Source records ▸
-- start --

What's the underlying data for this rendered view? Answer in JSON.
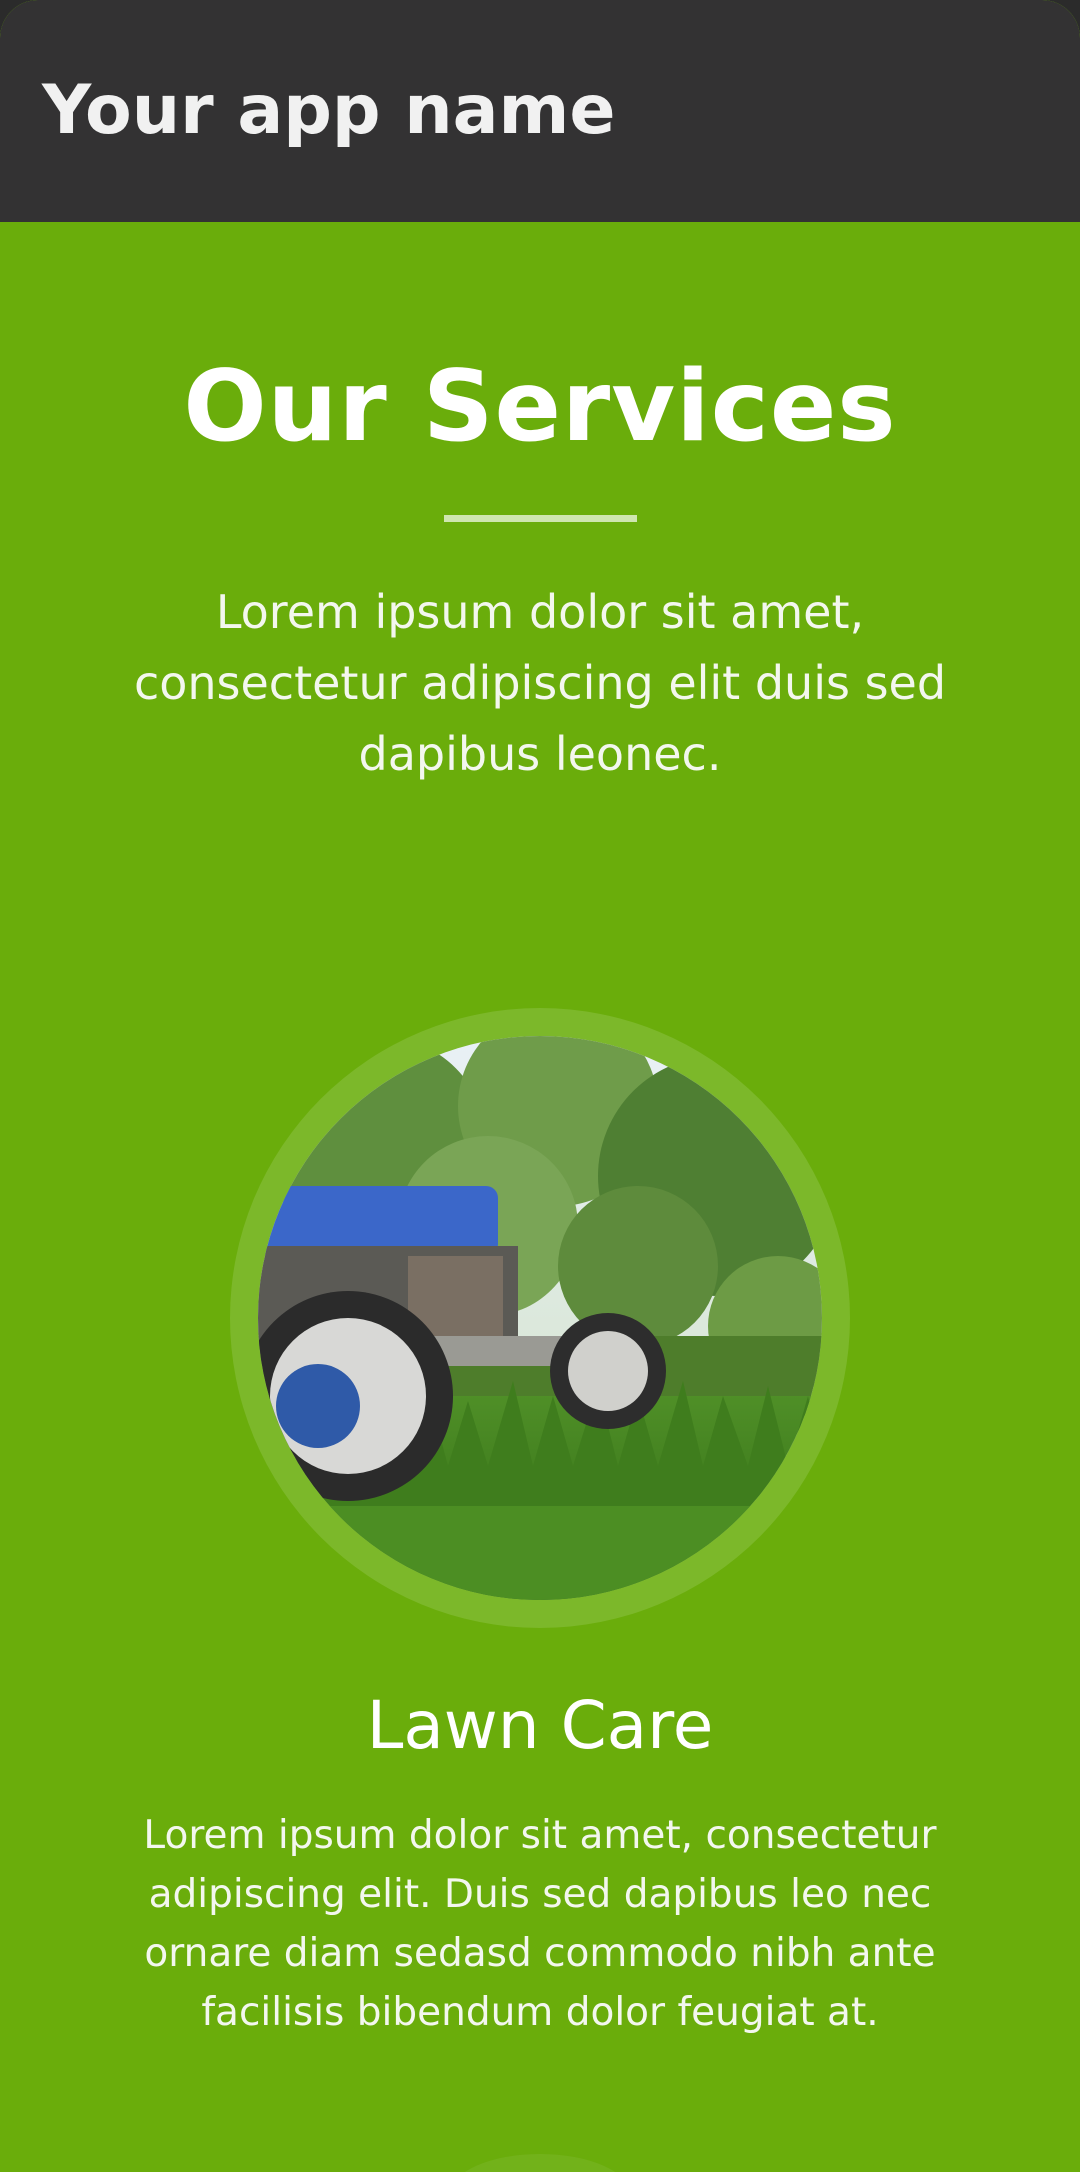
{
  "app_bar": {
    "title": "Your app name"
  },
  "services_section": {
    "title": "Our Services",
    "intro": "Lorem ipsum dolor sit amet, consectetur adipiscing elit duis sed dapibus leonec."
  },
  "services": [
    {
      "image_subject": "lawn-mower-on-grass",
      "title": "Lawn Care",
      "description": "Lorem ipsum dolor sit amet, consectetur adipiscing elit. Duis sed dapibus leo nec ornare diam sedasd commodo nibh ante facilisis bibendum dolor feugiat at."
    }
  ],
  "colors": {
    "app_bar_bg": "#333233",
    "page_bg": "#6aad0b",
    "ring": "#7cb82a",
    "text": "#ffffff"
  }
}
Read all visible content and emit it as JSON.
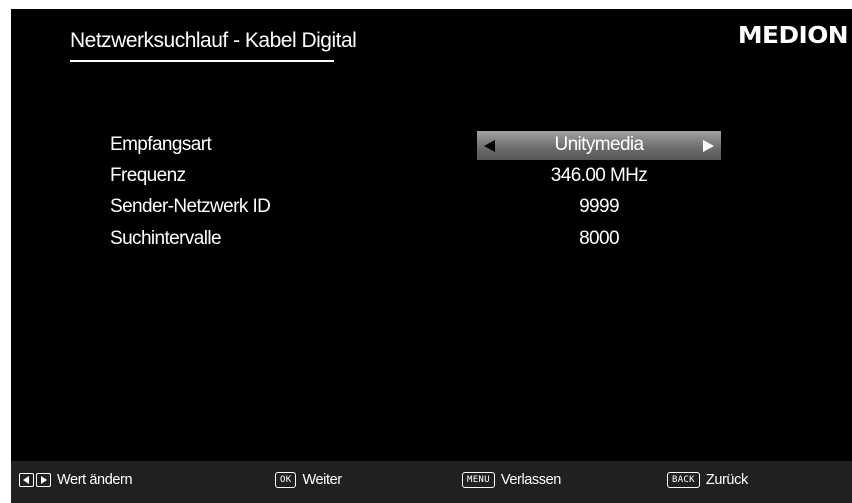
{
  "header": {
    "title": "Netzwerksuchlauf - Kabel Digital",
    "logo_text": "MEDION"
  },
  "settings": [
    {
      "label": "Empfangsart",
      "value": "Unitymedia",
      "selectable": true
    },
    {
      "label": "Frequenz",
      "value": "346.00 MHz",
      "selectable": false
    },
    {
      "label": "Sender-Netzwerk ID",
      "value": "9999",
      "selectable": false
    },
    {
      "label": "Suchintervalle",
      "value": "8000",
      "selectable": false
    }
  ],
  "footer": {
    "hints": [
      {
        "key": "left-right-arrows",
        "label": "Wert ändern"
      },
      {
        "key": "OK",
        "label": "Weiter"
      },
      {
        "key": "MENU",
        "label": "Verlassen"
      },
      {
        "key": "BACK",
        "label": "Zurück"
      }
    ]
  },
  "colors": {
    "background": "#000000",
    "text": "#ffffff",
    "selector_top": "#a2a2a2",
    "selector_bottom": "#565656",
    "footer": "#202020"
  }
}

-- end --

To do ▸ Reproduce every record above exactly, but leave out the pictures.

Solution to the exercise ▸
What's the underlying data for this rendered view? Answer in JSON.
{
  "app_bar": {
    "title": "Your app name"
  },
  "services_section": {
    "title": "Our Services",
    "intro": "Lorem ipsum dolor sit amet, consectetur adipiscing elit duis sed dapibus leonec."
  },
  "services": [
    {
      "image_subject": "lawn-mower-on-grass",
      "title": "Lawn Care",
      "description": "Lorem ipsum dolor sit amet, consectetur adipiscing elit. Duis sed dapibus leo nec ornare diam sedasd commodo nibh ante facilisis bibendum dolor feugiat at."
    }
  ],
  "colors": {
    "app_bar_bg": "#333233",
    "page_bg": "#6aad0b",
    "ring": "#7cb82a",
    "text": "#ffffff"
  }
}
Read all visible content and emit it as JSON.
{
  "header": {
    "title": "Netzwerksuchlauf - Kabel Digital",
    "logo_text": "MEDION"
  },
  "settings": [
    {
      "label": "Empfangsart",
      "value": "Unitymedia",
      "selectable": true
    },
    {
      "label": "Frequenz",
      "value": "346.00 MHz",
      "selectable": false
    },
    {
      "label": "Sender-Netzwerk ID",
      "value": "9999",
      "selectable": false
    },
    {
      "label": "Suchintervalle",
      "value": "8000",
      "selectable": false
    }
  ],
  "footer": {
    "hints": [
      {
        "key": "left-right-arrows",
        "label": "Wert ändern"
      },
      {
        "key": "OK",
        "label": "Weiter"
      },
      {
        "key": "MENU",
        "label": "Verlassen"
      },
      {
        "key": "BACK",
        "label": "Zurück"
      }
    ]
  },
  "colors": {
    "background": "#000000",
    "text": "#ffffff",
    "selector_top": "#a2a2a2",
    "selector_bottom": "#565656",
    "footer": "#202020"
  }
}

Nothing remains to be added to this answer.